How to complete this task.
The string "pouvez" appears in some lines of the entries that follow; copy each such line.

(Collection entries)
____

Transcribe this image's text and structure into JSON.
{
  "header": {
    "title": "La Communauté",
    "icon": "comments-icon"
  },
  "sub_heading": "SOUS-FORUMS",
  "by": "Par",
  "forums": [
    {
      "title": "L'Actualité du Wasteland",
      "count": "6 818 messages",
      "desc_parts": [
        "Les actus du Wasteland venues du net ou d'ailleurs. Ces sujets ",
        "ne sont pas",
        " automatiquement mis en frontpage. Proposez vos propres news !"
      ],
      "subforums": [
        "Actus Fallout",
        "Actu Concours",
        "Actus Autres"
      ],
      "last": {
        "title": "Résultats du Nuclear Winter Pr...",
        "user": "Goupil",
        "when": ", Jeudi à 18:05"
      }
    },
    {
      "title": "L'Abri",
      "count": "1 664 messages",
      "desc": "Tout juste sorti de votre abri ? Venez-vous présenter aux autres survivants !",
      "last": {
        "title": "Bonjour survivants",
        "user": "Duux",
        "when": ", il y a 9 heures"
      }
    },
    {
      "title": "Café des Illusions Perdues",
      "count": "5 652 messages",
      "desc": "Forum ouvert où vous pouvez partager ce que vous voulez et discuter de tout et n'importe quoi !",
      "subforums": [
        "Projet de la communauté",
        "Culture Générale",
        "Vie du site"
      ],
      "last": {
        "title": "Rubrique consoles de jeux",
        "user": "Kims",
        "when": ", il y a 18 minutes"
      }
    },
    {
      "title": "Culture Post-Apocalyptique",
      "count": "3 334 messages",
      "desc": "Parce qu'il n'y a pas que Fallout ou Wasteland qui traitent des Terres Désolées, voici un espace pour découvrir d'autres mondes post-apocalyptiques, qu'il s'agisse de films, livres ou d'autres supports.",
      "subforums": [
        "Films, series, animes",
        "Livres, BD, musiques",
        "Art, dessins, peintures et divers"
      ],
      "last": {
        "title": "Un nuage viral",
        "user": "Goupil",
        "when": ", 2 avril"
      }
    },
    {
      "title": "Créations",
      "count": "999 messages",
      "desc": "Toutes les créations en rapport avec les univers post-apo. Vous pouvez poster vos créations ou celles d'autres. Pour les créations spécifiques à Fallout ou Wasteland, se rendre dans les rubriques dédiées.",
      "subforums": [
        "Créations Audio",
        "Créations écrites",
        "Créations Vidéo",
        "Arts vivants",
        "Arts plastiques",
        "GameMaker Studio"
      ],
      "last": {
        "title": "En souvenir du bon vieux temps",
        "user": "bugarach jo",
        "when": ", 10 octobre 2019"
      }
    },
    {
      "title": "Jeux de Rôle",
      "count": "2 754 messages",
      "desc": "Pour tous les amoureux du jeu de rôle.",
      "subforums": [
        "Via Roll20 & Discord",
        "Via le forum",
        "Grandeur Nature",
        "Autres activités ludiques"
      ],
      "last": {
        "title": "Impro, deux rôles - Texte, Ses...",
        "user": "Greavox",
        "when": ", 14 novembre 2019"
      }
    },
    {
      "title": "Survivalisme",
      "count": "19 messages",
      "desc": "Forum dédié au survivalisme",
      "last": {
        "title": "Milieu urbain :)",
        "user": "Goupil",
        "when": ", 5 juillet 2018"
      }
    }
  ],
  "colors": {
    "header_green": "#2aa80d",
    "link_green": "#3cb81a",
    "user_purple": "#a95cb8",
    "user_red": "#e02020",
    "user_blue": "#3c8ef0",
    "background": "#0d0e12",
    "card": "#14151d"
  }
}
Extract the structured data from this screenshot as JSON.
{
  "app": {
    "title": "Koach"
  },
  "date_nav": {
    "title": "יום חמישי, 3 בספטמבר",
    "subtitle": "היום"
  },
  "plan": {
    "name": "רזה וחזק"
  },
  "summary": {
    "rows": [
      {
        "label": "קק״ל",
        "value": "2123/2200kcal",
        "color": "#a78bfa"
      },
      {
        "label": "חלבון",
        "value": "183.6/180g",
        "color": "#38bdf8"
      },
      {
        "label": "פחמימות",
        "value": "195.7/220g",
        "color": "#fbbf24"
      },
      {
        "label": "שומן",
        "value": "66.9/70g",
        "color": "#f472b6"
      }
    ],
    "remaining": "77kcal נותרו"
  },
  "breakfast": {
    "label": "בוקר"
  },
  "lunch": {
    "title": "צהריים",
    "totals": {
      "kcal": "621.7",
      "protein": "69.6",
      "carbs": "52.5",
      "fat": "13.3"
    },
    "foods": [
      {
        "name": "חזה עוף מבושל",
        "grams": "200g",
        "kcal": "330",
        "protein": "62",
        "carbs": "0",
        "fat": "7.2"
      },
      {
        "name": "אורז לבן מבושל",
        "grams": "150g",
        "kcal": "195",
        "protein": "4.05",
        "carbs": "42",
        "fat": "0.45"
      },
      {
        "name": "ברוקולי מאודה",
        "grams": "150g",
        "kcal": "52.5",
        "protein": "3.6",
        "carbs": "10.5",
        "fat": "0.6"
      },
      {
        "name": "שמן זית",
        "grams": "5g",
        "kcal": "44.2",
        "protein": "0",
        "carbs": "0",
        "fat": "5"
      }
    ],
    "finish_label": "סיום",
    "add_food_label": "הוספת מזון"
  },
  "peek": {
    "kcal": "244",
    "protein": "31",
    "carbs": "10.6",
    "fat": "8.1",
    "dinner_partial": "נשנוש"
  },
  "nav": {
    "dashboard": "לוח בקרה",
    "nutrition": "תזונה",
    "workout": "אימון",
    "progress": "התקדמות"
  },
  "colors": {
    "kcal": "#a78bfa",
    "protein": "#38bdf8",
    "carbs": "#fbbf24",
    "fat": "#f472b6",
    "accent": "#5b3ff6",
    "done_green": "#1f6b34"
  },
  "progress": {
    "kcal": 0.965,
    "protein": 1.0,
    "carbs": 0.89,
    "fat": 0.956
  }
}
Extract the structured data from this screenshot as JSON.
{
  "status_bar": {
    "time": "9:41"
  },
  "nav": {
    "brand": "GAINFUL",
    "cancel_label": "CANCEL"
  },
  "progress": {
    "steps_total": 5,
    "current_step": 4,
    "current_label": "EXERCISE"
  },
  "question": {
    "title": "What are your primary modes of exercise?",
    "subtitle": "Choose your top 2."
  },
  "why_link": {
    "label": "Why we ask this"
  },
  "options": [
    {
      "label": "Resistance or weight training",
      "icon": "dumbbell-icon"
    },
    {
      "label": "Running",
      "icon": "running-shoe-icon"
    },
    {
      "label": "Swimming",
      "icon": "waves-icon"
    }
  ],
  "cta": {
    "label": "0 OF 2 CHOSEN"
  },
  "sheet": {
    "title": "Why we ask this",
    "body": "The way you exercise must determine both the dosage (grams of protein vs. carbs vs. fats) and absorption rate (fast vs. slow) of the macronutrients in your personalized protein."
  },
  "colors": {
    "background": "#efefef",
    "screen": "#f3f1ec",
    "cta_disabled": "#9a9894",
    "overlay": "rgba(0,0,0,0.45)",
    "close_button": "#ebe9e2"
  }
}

____

Exercise answer.
      "desc": "Forum ouvert où vous pouvez partager ce que vous voulez et discuter de tout et n'importe quoi !",
      "desc": "Toutes les créations en rapport avec les univers post-apo. Vous pouvez poster vos créations ou celles d'autres. Pour les créations spécifiques à Fallout ou Wasteland, se rendre dans les rubriques dédiées.",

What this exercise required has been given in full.